▸ What to do
Repeat all of the records verbatim.

▸ Record set
-.-.-
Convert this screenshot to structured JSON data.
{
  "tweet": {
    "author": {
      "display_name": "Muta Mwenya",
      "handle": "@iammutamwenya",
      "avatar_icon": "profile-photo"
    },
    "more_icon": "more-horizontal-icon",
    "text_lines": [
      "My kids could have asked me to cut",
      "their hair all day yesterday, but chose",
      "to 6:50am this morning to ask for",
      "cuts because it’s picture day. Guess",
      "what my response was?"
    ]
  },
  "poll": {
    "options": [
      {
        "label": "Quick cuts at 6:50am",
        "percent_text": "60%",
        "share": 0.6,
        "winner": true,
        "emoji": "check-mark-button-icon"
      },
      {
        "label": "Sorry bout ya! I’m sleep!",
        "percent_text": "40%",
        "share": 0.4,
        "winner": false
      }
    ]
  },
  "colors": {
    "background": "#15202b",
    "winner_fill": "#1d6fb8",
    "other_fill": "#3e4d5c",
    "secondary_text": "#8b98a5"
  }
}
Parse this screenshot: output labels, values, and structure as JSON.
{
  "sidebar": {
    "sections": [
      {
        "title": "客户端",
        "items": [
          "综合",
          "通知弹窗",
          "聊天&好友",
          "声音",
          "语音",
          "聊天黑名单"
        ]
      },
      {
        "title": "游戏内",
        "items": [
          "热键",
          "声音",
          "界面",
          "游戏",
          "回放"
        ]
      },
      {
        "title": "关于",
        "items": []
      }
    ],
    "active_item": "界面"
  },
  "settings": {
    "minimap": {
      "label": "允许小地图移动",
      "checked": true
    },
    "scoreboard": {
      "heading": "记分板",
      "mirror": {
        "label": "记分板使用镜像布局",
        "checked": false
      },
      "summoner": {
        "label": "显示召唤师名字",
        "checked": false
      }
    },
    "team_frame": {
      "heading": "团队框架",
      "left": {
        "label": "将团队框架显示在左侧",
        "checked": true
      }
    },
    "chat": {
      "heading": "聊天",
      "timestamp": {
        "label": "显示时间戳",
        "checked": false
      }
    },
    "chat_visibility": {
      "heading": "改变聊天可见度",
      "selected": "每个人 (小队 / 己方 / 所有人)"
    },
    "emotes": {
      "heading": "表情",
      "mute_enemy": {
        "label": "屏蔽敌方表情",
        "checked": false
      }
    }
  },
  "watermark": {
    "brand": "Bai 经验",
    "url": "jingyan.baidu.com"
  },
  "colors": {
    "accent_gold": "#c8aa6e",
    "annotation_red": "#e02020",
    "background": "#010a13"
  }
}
-.-.-
▸ Exercise output
Convert this screenshot to structured JSON data.
{
  "tweet": {
    "author": {
      "display_name": "Muta Mwenya",
      "handle": "@iammutamwenya",
      "avatar_icon": "profile-photo"
    },
    "more_icon": "more-horizontal-icon",
    "text_lines": [
      "My kids could have asked me to cut",
      "their hair all day yesterday, but chose",
      "to 6:50am this morning to ask for",
      "cuts because it’s picture day. Guess",
      "what my response was?"
    ]
  },
  "poll": {
    "options": [
      {
        "label": "Quick cuts at 6:50am",
        "percent_text": "60%",
        "share": 0.6,
        "winner": true,
        "emoji": "check-mark-button-icon"
      },
      {
        "label": "Sorry bout ya! I’m sleep!",
        "percent_text": "40%",
        "share": 0.4,
        "winner": false
      }
    ]
  },
  "colors": {
    "background": "#15202b",
    "winner_fill": "#1d6fb8",
    "other_fill": "#3e4d5c",
    "secondary_text": "#8b98a5"
  }
}
Parse this screenshot: output labels, values, and structure as JSON.
{
  "sidebar": {
    "sections": [
      {
        "title": "客户端",
        "items": [
          "综合",
          "通知弹窗",
          "聊天&好友",
          "声音",
          "语音",
          "聊天黑名单"
        ]
      },
      {
        "title": "游戏内",
        "items": [
          "热键",
          "声音",
          "界面",
          "游戏",
          "回放"
        ]
      },
      {
        "title": "关于",
        "items": []
      }
    ],
    "active_item": "界面"
  },
  "settings": {
    "minimap": {
      "label": "允许小地图移动",
      "checked": true
    },
    "scoreboard": {
      "heading": "记分板",
      "mirror": {
        "label": "记分板使用镜像布局",
        "checked": false
      },
      "summoner": {
        "label": "显示召唤师名字",
        "checked": false
      }
    },
    "team_frame": {
      "heading": "团队框架",
      "left": {
        "label": "将团队框架显示在左侧",
        "checked": true
      }
    },
    "chat": {
      "heading": "聊天",
      "timestamp": {
        "label": "显示时间戳",
        "checked": false
      }
    },
    "chat_visibility": {
      "heading": "改变聊天可见度",
      "selected": "每个人 (小队 / 己方 / 所有人)"
    },
    "emotes": {
      "heading": "表情",
      "mute_enemy": {
        "label": "屏蔽敌方表情",
        "checked": false
      }
    }
  },
  "watermark": {
    "brand": "Bai 经验",
    "url": "jingyan.baidu.com"
  },
  "colors": {
    "accent_gold": "#c8aa6e",
    "annotation_red": "#e02020",
    "background": "#010a13"
  }
}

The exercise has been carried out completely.